(Records)
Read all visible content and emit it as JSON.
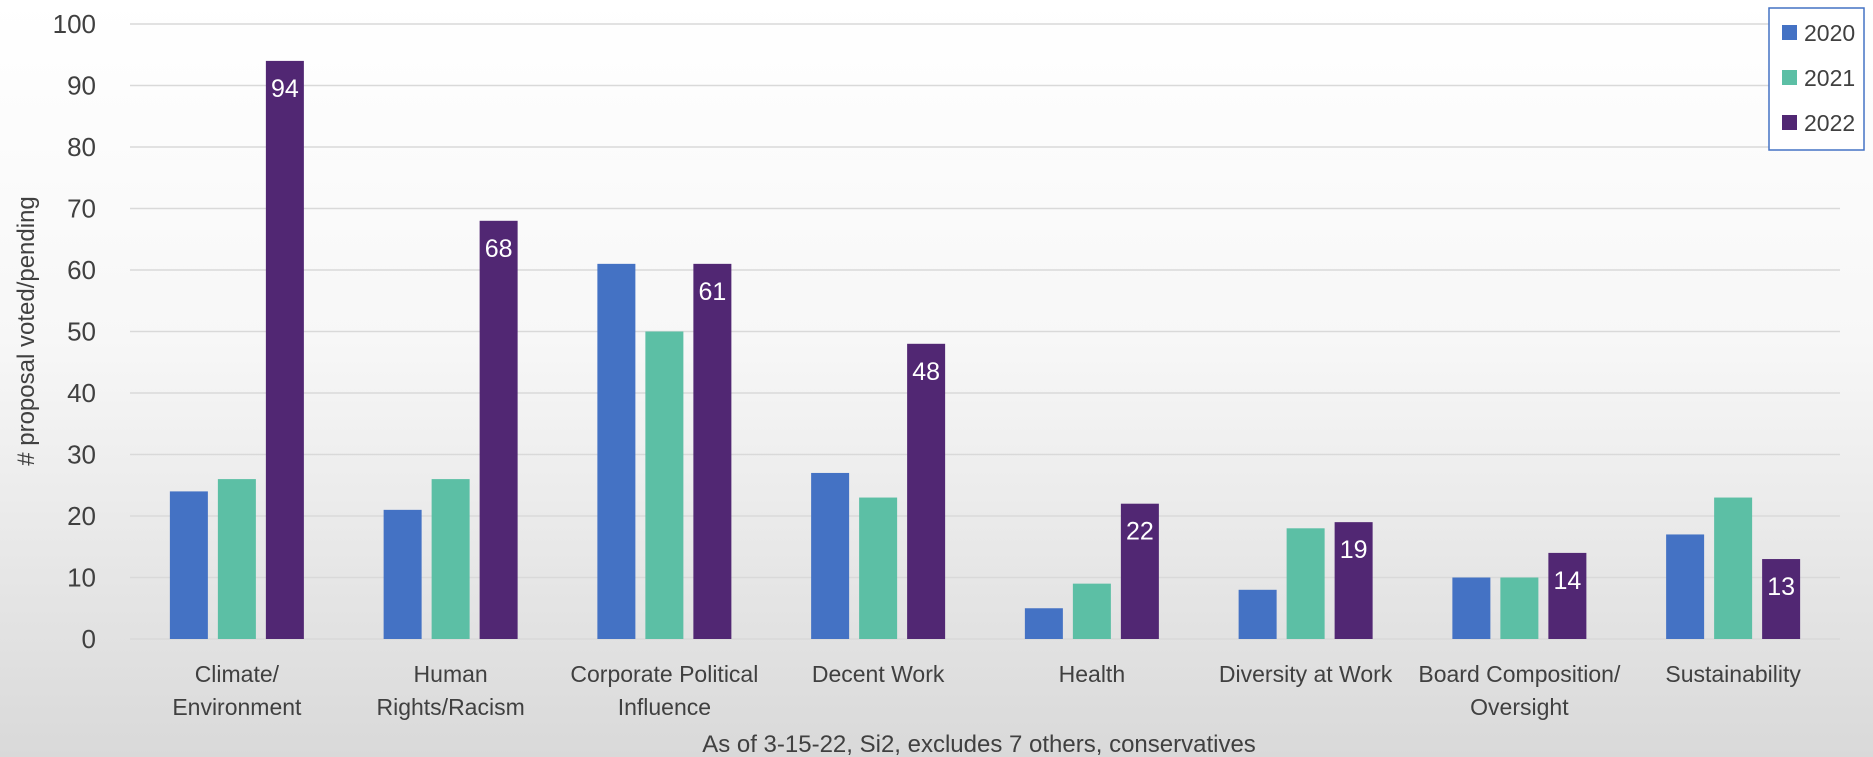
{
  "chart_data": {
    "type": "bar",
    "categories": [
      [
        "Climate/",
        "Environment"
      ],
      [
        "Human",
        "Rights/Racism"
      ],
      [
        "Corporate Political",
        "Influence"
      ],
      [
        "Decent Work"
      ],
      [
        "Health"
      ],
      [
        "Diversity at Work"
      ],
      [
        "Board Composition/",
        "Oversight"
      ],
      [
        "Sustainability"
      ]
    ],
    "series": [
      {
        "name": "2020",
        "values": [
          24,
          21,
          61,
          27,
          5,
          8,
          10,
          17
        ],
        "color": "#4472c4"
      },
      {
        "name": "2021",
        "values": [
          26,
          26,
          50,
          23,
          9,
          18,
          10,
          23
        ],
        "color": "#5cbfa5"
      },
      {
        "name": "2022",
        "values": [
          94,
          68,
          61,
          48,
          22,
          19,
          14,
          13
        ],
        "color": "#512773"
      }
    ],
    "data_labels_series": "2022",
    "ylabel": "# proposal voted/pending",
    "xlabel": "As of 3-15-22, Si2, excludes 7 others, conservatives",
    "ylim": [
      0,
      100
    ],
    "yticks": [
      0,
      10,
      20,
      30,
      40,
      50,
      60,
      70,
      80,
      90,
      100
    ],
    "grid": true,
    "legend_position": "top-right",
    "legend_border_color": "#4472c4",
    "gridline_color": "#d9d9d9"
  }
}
==
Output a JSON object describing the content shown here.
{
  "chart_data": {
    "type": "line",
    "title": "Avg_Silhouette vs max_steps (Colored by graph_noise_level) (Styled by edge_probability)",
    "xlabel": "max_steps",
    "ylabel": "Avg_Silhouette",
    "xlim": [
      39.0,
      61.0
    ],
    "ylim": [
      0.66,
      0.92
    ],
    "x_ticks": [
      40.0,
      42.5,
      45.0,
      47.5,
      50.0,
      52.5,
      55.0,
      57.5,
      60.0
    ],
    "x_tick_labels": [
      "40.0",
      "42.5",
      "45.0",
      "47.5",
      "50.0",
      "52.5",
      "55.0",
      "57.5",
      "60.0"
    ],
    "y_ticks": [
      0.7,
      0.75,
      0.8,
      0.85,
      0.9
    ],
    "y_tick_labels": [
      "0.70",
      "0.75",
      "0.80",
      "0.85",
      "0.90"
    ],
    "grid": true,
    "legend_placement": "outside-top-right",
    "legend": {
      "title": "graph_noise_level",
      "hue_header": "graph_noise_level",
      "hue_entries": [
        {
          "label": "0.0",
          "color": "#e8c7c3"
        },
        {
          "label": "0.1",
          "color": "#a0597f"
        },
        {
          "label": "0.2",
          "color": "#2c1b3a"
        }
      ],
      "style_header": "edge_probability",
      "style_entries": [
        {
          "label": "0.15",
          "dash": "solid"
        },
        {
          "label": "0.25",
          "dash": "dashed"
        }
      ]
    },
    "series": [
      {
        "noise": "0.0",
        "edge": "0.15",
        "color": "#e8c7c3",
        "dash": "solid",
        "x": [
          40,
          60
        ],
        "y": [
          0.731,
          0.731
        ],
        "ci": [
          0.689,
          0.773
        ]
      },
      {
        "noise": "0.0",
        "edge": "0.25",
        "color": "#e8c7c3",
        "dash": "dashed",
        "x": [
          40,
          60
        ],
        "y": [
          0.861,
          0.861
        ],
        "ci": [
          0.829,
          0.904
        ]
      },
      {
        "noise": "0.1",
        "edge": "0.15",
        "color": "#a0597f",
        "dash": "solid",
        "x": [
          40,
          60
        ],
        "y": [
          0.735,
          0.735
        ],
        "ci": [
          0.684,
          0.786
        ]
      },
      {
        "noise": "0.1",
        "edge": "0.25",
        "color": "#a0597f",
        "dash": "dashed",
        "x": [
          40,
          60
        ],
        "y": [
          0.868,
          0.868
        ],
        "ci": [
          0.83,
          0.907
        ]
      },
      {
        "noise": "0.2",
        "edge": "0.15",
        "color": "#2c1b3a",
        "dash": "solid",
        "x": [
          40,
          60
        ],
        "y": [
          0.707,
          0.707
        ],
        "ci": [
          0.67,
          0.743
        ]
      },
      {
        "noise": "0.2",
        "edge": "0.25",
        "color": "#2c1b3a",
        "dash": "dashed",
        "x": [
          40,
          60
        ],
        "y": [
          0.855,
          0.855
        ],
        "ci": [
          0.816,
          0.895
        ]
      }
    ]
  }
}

* **REQUIRED WORK**: Which lines include "JSON"? Copy each of them out.

* **TASK RESPONSE**:
Read all visible content and emit it as JSON.
Output a JSON object describing the content shown here.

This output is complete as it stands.